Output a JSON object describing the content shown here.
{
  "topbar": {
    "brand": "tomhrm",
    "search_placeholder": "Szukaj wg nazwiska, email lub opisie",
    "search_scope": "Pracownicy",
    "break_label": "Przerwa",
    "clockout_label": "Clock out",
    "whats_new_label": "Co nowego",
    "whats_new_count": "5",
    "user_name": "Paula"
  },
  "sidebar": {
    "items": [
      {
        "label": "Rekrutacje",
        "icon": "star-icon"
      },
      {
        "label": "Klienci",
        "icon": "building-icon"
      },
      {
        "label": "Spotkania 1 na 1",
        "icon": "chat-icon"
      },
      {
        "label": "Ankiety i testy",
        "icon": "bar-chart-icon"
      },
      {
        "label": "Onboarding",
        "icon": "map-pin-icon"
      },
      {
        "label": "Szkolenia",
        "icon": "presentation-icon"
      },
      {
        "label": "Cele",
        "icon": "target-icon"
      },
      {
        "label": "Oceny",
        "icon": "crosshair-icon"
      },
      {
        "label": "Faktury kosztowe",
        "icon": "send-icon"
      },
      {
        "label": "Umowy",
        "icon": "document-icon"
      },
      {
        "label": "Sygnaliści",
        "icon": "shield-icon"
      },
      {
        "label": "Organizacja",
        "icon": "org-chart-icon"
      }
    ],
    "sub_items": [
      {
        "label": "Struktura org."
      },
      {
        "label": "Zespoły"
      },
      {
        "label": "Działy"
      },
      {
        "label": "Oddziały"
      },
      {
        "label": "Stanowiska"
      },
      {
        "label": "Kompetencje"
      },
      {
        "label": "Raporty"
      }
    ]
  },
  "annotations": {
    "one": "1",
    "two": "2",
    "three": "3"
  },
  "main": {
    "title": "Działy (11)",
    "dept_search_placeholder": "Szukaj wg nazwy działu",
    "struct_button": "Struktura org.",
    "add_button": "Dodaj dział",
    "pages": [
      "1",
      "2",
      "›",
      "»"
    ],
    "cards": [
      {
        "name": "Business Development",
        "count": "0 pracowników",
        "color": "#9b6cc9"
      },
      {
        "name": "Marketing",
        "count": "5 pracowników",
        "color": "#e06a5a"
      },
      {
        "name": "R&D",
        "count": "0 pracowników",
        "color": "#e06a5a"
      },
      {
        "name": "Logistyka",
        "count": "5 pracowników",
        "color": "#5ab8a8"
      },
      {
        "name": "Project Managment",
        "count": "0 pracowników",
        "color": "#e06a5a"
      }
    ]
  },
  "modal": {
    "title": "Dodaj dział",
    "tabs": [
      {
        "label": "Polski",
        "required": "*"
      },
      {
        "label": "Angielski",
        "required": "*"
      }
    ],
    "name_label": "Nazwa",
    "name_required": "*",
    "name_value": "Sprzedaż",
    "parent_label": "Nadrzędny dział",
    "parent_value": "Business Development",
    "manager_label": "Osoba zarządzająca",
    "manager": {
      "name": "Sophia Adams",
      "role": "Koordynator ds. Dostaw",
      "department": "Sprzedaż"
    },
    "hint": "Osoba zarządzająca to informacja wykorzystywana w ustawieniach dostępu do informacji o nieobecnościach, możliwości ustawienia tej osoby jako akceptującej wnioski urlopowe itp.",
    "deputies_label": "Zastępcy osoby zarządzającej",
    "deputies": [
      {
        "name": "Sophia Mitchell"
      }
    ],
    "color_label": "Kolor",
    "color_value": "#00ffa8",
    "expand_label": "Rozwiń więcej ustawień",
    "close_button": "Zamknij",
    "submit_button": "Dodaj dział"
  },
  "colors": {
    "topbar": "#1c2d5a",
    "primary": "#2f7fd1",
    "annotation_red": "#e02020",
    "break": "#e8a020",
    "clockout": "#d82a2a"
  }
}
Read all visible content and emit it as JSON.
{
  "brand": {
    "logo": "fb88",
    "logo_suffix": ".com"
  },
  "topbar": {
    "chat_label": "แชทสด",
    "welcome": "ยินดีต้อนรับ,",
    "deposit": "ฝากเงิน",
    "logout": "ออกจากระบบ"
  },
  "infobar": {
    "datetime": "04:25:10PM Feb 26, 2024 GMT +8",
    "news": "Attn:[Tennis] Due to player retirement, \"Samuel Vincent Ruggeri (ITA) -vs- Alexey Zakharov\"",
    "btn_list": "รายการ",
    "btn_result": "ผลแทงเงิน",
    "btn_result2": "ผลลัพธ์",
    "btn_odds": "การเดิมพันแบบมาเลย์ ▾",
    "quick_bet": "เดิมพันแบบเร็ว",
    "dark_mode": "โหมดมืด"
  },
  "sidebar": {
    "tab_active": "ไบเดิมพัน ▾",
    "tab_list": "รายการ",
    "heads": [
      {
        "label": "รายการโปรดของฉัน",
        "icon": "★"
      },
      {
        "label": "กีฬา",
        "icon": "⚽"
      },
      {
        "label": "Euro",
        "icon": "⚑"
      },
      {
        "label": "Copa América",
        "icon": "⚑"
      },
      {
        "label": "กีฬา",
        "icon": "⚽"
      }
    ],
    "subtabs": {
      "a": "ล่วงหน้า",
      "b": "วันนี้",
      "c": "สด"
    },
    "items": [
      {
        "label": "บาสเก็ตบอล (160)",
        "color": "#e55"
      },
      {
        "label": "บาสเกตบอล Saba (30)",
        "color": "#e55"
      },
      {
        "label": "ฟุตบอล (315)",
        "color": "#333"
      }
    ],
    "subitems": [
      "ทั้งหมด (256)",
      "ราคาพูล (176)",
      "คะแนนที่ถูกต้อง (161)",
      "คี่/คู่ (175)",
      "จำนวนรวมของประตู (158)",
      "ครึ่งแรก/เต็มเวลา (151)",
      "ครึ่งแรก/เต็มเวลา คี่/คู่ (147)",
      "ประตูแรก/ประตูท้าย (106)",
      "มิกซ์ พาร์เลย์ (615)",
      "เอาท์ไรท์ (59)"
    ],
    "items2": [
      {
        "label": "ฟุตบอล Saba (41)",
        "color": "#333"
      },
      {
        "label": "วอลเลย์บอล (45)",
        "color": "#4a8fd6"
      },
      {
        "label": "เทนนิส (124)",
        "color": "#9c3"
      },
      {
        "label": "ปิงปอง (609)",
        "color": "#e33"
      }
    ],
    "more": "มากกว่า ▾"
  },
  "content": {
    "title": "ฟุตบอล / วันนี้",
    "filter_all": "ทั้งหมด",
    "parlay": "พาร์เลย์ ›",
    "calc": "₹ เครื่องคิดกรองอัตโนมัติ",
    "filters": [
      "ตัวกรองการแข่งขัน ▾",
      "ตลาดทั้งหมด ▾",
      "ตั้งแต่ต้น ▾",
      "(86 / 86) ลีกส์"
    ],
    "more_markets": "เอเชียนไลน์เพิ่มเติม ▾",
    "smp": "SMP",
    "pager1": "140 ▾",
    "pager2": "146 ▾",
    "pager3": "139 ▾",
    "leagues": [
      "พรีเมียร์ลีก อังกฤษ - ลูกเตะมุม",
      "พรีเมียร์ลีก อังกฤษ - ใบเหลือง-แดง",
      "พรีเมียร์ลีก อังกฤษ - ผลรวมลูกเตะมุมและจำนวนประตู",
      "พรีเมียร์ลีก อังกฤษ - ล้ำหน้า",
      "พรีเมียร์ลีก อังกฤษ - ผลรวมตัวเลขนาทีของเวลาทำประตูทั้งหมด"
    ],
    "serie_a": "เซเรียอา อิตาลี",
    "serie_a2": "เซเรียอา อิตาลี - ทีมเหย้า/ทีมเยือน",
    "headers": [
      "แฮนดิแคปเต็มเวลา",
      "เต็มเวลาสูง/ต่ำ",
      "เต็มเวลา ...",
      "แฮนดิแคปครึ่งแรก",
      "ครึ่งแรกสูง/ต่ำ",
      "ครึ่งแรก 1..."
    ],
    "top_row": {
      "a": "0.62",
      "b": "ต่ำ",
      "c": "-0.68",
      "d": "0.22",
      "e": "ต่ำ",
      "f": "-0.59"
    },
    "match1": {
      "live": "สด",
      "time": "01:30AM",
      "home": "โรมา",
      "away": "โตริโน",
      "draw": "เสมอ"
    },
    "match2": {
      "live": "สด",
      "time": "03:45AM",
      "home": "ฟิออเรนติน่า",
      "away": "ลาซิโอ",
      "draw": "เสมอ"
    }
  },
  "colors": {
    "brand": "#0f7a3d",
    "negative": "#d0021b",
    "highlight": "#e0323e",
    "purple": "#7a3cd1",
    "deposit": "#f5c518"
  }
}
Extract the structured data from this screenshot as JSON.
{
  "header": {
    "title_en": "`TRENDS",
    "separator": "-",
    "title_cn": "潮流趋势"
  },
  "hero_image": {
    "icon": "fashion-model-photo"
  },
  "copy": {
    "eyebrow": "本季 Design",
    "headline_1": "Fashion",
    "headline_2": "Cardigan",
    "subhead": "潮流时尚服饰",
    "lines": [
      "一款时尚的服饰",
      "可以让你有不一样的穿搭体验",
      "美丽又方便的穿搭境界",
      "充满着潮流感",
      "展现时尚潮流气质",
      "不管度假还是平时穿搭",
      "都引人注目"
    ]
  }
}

= = =

THE EXERCISE -
Repeat only the stretch of lines that opens with the line containing "Extract the structured" and closes with the final line of the entries, both included, exactly as written.

PROBLEM SOLUTION -
Extract the structured data from this screenshot as JSON.
{
  "header": {
    "title_en": "`TRENDS",
    "separator": "-",
    "title_cn": "潮流趋势"
  },
  "hero_image": {
    "icon": "fashion-model-photo"
  },
  "copy": {
    "eyebrow": "本季 Design",
    "headline_1": "Fashion",
    "headline_2": "Cardigan",
    "subhead": "潮流时尚服饰",
    "lines": [
      "一款时尚的服饰",
      "可以让你有不一样的穿搭体验",
      "美丽又方便的穿搭境界",
      "充满着潮流感",
      "展现时尚潮流气质",
      "不管度假还是平时穿搭",
      "都引人注目"
    ]
  }
}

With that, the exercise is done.